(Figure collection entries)
*****
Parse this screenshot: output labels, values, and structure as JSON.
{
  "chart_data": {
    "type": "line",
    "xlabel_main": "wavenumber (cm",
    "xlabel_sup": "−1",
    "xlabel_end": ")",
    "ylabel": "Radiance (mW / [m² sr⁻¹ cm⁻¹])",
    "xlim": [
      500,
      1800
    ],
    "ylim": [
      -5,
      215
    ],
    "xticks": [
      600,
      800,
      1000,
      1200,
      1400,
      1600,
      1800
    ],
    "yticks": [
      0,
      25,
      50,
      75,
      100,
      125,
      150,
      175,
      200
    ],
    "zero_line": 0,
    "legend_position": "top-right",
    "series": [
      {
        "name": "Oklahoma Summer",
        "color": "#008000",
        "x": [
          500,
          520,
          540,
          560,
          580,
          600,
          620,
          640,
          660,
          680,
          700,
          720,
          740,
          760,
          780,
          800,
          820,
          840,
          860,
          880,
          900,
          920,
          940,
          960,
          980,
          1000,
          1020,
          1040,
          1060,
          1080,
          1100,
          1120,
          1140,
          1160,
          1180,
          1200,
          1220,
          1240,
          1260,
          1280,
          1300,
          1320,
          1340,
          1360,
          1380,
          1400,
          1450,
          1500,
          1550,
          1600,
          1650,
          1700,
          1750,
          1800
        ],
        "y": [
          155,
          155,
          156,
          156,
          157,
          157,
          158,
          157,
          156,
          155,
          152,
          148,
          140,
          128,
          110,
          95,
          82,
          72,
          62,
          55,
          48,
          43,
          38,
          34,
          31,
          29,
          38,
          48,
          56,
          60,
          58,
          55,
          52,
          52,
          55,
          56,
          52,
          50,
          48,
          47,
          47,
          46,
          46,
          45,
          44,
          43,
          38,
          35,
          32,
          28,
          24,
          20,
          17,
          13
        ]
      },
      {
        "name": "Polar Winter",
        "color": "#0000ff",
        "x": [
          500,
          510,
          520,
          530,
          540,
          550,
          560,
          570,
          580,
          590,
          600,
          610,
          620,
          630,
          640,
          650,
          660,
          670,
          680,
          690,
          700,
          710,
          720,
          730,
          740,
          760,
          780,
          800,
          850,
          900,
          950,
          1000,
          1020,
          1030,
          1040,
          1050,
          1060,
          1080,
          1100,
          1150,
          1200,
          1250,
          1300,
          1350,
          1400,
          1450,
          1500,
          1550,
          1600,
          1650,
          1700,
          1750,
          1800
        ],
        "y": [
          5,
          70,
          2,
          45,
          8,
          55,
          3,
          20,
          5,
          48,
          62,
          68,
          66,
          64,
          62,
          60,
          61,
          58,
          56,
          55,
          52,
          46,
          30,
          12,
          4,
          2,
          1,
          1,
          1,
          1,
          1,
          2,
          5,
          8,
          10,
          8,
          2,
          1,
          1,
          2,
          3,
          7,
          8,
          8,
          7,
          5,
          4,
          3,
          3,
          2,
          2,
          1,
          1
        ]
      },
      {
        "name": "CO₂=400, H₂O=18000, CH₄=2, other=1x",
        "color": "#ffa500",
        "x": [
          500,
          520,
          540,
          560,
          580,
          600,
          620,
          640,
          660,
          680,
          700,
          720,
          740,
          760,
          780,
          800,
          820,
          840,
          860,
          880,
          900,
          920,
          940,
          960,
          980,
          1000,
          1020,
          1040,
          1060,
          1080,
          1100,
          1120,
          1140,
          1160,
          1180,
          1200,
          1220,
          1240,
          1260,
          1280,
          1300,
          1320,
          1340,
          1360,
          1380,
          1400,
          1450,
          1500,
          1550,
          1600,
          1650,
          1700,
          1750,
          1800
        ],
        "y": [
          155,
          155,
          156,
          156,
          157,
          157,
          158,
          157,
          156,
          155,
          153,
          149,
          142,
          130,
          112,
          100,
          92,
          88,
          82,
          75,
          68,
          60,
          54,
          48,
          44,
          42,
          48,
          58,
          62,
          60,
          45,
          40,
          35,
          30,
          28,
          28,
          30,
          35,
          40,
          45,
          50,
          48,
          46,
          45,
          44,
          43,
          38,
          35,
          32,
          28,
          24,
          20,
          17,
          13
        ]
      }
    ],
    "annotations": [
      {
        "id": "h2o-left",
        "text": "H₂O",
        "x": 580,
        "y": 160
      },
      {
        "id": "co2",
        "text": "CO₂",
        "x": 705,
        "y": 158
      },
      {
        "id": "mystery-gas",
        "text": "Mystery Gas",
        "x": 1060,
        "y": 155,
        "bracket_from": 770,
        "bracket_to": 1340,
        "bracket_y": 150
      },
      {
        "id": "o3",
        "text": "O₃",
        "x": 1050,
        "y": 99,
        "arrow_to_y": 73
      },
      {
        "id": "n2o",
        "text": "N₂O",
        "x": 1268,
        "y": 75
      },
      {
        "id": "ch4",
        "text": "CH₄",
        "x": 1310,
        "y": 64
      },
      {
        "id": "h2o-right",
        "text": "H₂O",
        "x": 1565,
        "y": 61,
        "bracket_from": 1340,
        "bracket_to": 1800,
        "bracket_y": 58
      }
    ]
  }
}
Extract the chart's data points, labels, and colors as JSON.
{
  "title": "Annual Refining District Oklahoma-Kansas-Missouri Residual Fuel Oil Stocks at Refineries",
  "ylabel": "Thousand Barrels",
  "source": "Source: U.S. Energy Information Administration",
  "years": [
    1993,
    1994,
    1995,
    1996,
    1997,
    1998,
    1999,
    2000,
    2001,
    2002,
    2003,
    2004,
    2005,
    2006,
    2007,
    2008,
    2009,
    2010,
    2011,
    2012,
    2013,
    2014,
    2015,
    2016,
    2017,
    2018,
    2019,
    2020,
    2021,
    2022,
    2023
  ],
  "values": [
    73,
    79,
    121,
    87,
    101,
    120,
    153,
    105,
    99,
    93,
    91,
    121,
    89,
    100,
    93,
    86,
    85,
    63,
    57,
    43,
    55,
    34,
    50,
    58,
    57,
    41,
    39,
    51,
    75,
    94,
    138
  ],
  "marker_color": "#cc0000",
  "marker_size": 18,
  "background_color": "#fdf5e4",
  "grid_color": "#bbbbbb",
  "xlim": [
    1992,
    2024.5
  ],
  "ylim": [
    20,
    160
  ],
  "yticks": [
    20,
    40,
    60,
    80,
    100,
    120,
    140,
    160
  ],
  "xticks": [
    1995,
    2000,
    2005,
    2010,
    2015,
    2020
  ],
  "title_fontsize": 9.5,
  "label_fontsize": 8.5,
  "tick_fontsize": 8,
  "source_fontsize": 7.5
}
*****
Exercise goal:
Produce an exact copy of the whole listing.

Full output:
Parse this screenshot: output labels, values, and structure as JSON.
{
  "chart_data": {
    "type": "line",
    "xlabel_main": "wavenumber (cm",
    "xlabel_sup": "−1",
    "xlabel_end": ")",
    "ylabel": "Radiance (mW / [m² sr⁻¹ cm⁻¹])",
    "xlim": [
      500,
      1800
    ],
    "ylim": [
      -5,
      215
    ],
    "xticks": [
      600,
      800,
      1000,
      1200,
      1400,
      1600,
      1800
    ],
    "yticks": [
      0,
      25,
      50,
      75,
      100,
      125,
      150,
      175,
      200
    ],
    "zero_line": 0,
    "legend_position": "top-right",
    "series": [
      {
        "name": "Oklahoma Summer",
        "color": "#008000",
        "x": [
          500,
          520,
          540,
          560,
          580,
          600,
          620,
          640,
          660,
          680,
          700,
          720,
          740,
          760,
          780,
          800,
          820,
          840,
          860,
          880,
          900,
          920,
          940,
          960,
          980,
          1000,
          1020,
          1040,
          1060,
          1080,
          1100,
          1120,
          1140,
          1160,
          1180,
          1200,
          1220,
          1240,
          1260,
          1280,
          1300,
          1320,
          1340,
          1360,
          1380,
          1400,
          1450,
          1500,
          1550,
          1600,
          1650,
          1700,
          1750,
          1800
        ],
        "y": [
          155,
          155,
          156,
          156,
          157,
          157,
          158,
          157,
          156,
          155,
          152,
          148,
          140,
          128,
          110,
          95,
          82,
          72,
          62,
          55,
          48,
          43,
          38,
          34,
          31,
          29,
          38,
          48,
          56,
          60,
          58,
          55,
          52,
          52,
          55,
          56,
          52,
          50,
          48,
          47,
          47,
          46,
          46,
          45,
          44,
          43,
          38,
          35,
          32,
          28,
          24,
          20,
          17,
          13
        ]
      },
      {
        "name": "Polar Winter",
        "color": "#0000ff",
        "x": [
          500,
          510,
          520,
          530,
          540,
          550,
          560,
          570,
          580,
          590,
          600,
          610,
          620,
          630,
          640,
          650,
          660,
          670,
          680,
          690,
          700,
          710,
          720,
          730,
          740,
          760,
          780,
          800,
          850,
          900,
          950,
          1000,
          1020,
          1030,
          1040,
          1050,
          1060,
          1080,
          1100,
          1150,
          1200,
          1250,
          1300,
          1350,
          1400,
          1450,
          1500,
          1550,
          1600,
          1650,
          1700,
          1750,
          1800
        ],
        "y": [
          5,
          70,
          2,
          45,
          8,
          55,
          3,
          20,
          5,
          48,
          62,
          68,
          66,
          64,
          62,
          60,
          61,
          58,
          56,
          55,
          52,
          46,
          30,
          12,
          4,
          2,
          1,
          1,
          1,
          1,
          1,
          2,
          5,
          8,
          10,
          8,
          2,
          1,
          1,
          2,
          3,
          7,
          8,
          8,
          7,
          5,
          4,
          3,
          3,
          2,
          2,
          1,
          1
        ]
      },
      {
        "name": "CO₂=400, H₂O=18000, CH₄=2, other=1x",
        "color": "#ffa500",
        "x": [
          500,
          520,
          540,
          560,
          580,
          600,
          620,
          640,
          660,
          680,
          700,
          720,
          740,
          760,
          780,
          800,
          820,
          840,
          860,
          880,
          900,
          920,
          940,
          960,
          980,
          1000,
          1020,
          1040,
          1060,
          1080,
          1100,
          1120,
          1140,
          1160,
          1180,
          1200,
          1220,
          1240,
          1260,
          1280,
          1300,
          1320,
          1340,
          1360,
          1380,
          1400,
          1450,
          1500,
          1550,
          1600,
          1650,
          1700,
          1750,
          1800
        ],
        "y": [
          155,
          155,
          156,
          156,
          157,
          157,
          158,
          157,
          156,
          155,
          153,
          149,
          142,
          130,
          112,
          100,
          92,
          88,
          82,
          75,
          68,
          60,
          54,
          48,
          44,
          42,
          48,
          58,
          62,
          60,
          45,
          40,
          35,
          30,
          28,
          28,
          30,
          35,
          40,
          45,
          50,
          48,
          46,
          45,
          44,
          43,
          38,
          35,
          32,
          28,
          24,
          20,
          17,
          13
        ]
      }
    ],
    "annotations": [
      {
        "id": "h2o-left",
        "text": "H₂O",
        "x": 580,
        "y": 160
      },
      {
        "id": "co2",
        "text": "CO₂",
        "x": 705,
        "y": 158
      },
      {
        "id": "mystery-gas",
        "text": "Mystery Gas",
        "x": 1060,
        "y": 155,
        "bracket_from": 770,
        "bracket_to": 1340,
        "bracket_y": 150
      },
      {
        "id": "o3",
        "text": "O₃",
        "x": 1050,
        "y": 99,
        "arrow_to_y": 73
      },
      {
        "id": "n2o",
        "text": "N₂O",
        "x": 1268,
        "y": 75
      },
      {
        "id": "ch4",
        "text": "CH₄",
        "x": 1310,
        "y": 64
      },
      {
        "id": "h2o-right",
        "text": "H₂O",
        "x": 1565,
        "y": 61,
        "bracket_from": 1340,
        "bracket_to": 1800,
        "bracket_y": 58
      }
    ]
  }
}
Extract the chart's data points, labels, and colors as JSON.
{
  "title": "Annual Refining District Oklahoma-Kansas-Missouri Residual Fuel Oil Stocks at Refineries",
  "ylabel": "Thousand Barrels",
  "source": "Source: U.S. Energy Information Administration",
  "years": [
    1993,
    1994,
    1995,
    1996,
    1997,
    1998,
    1999,
    2000,
    2001,
    2002,
    2003,
    2004,
    2005,
    2006,
    2007,
    2008,
    2009,
    2010,
    2011,
    2012,
    2013,
    2014,
    2015,
    2016,
    2017,
    2018,
    2019,
    2020,
    2021,
    2022,
    2023
  ],
  "values": [
    73,
    79,
    121,
    87,
    101,
    120,
    153,
    105,
    99,
    93,
    91,
    121,
    89,
    100,
    93,
    86,
    85,
    63,
    57,
    43,
    55,
    34,
    50,
    58,
    57,
    41,
    39,
    51,
    75,
    94,
    138
  ],
  "marker_color": "#cc0000",
  "marker_size": 18,
  "background_color": "#fdf5e4",
  "grid_color": "#bbbbbb",
  "xlim": [
    1992,
    2024.5
  ],
  "ylim": [
    20,
    160
  ],
  "yticks": [
    20,
    40,
    60,
    80,
    100,
    120,
    140,
    160
  ],
  "xticks": [
    1995,
    2000,
    2005,
    2010,
    2015,
    2020
  ],
  "title_fontsize": 9.5,
  "label_fontsize": 8.5,
  "tick_fontsize": 8,
  "source_fontsize": 7.5
}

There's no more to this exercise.